Work instructions: Restate each of the lines below word for word and drop every picture.

══ Data for this exercise

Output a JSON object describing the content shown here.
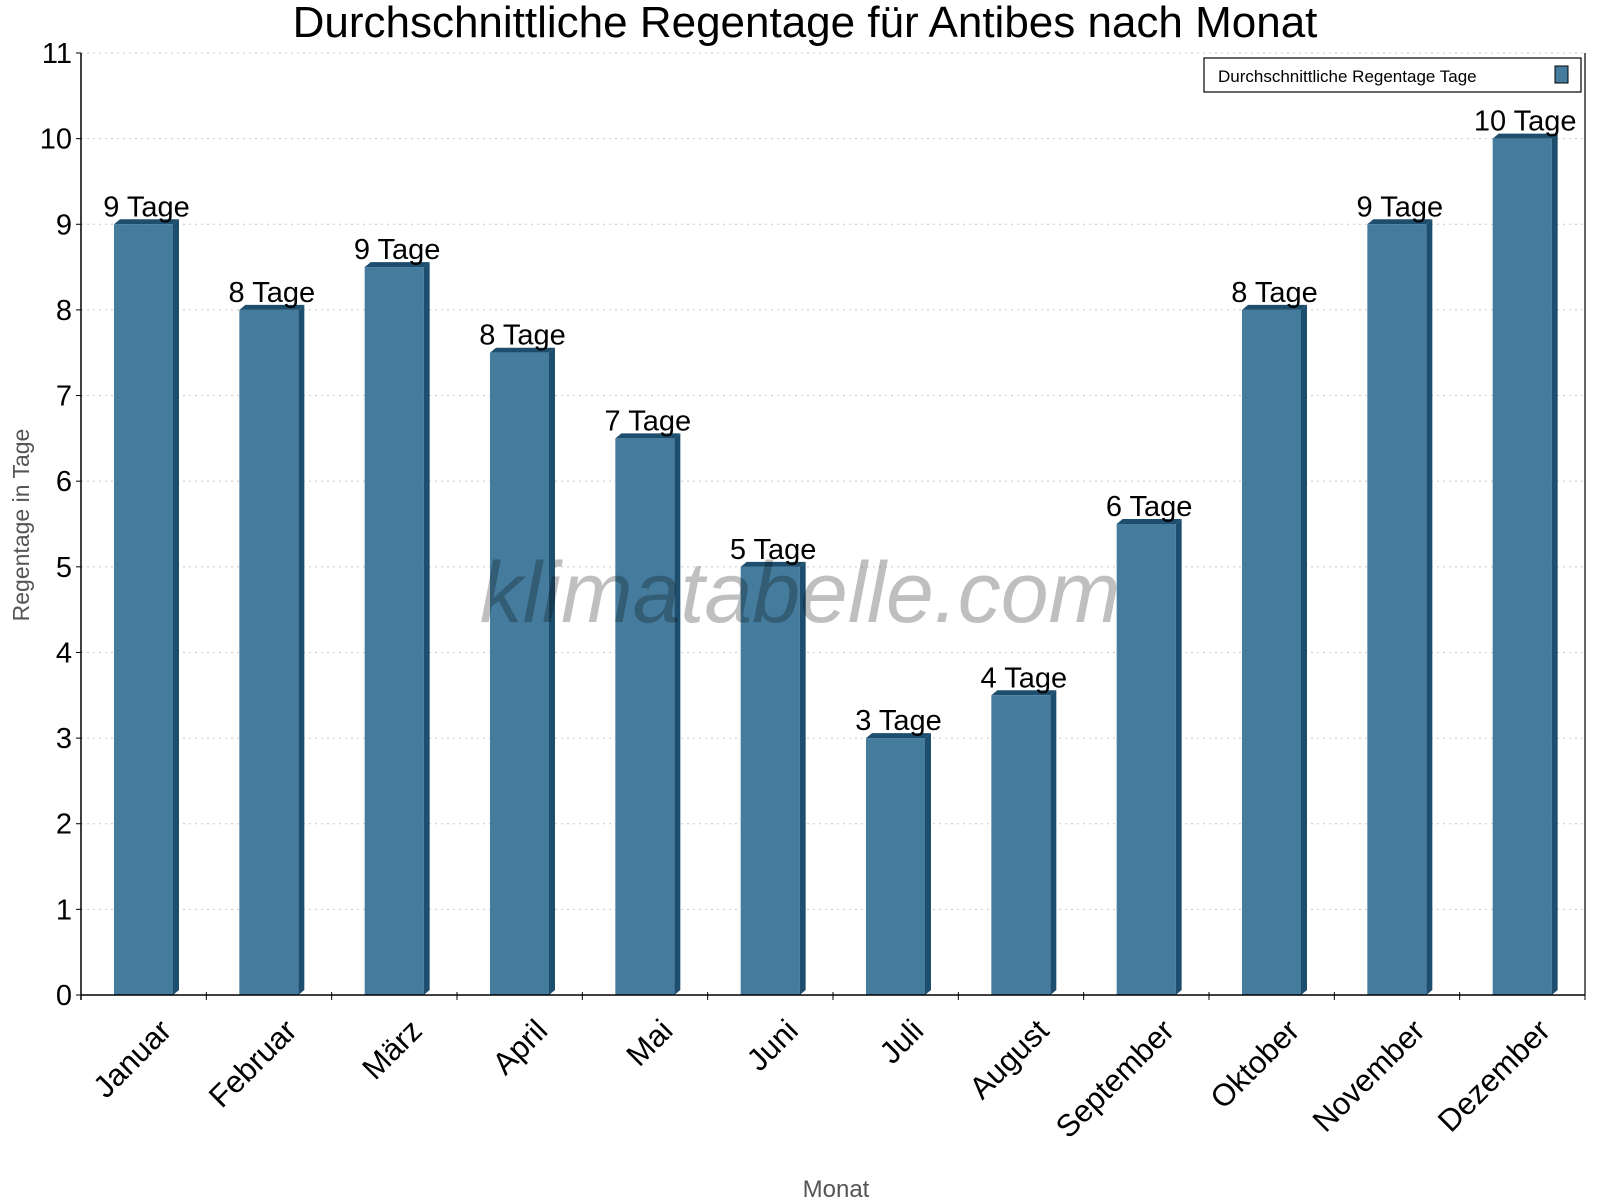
{
  "chart_data": {
    "type": "bar",
    "title": "Durchschnittliche Regentage für Antibes nach Monat",
    "xlabel": "Monat",
    "ylabel": "Regentage in Tage",
    "categories": [
      "Januar",
      "Februar",
      "März",
      "April",
      "Mai",
      "Juni",
      "Juli",
      "August",
      "September",
      "Oktober",
      "November",
      "Dezember"
    ],
    "series": [
      {
        "name": "Durchschnittliche Regentage Tage",
        "values": [
          9,
          8,
          8.5,
          7.5,
          6.5,
          5,
          3,
          3.5,
          5.5,
          8,
          9,
          10
        ],
        "data_labels": [
          "9 Tage",
          "8 Tage",
          "9 Tage",
          "8 Tage",
          "7 Tage",
          "5 Tage",
          "3 Tage",
          "4 Tage",
          "6 Tage",
          "8 Tage",
          "9 Tage",
          "10 Tage"
        ]
      }
    ],
    "ylim": [
      0,
      11
    ],
    "yticks": [
      "0",
      "1",
      "2",
      "3",
      "4",
      "5",
      "6",
      "7",
      "8",
      "9",
      "10",
      "11"
    ],
    "grid": "horizontal dotted",
    "legend": "top-right",
    "colors": {
      "bar": "#457b9d",
      "bar_side": "#1d4e6e",
      "grid": "#c8c8c8"
    },
    "watermark": "klimatabelle.com"
  }
}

════

Answer in full:
Output a JSON object describing the content shown here.
{
  "chart_data": {
    "type": "bar",
    "title": "Durchschnittliche Regentage für Antibes nach Monat",
    "xlabel": "Monat",
    "ylabel": "Regentage in Tage",
    "categories": [
      "Januar",
      "Februar",
      "März",
      "April",
      "Mai",
      "Juni",
      "Juli",
      "August",
      "September",
      "Oktober",
      "November",
      "Dezember"
    ],
    "series": [
      {
        "name": "Durchschnittliche Regentage Tage",
        "values": [
          9,
          8,
          8.5,
          7.5,
          6.5,
          5,
          3,
          3.5,
          5.5,
          8,
          9,
          10
        ],
        "data_labels": [
          "9 Tage",
          "8 Tage",
          "9 Tage",
          "8 Tage",
          "7 Tage",
          "5 Tage",
          "3 Tage",
          "4 Tage",
          "6 Tage",
          "8 Tage",
          "9 Tage",
          "10 Tage"
        ]
      }
    ],
    "ylim": [
      0,
      11
    ],
    "yticks": [
      "0",
      "1",
      "2",
      "3",
      "4",
      "5",
      "6",
      "7",
      "8",
      "9",
      "10",
      "11"
    ],
    "grid": "horizontal dotted",
    "legend": "top-right",
    "colors": {
      "bar": "#457b9d",
      "bar_side": "#1d4e6e",
      "grid": "#c8c8c8"
    },
    "watermark": "klimatabelle.com"
  }
}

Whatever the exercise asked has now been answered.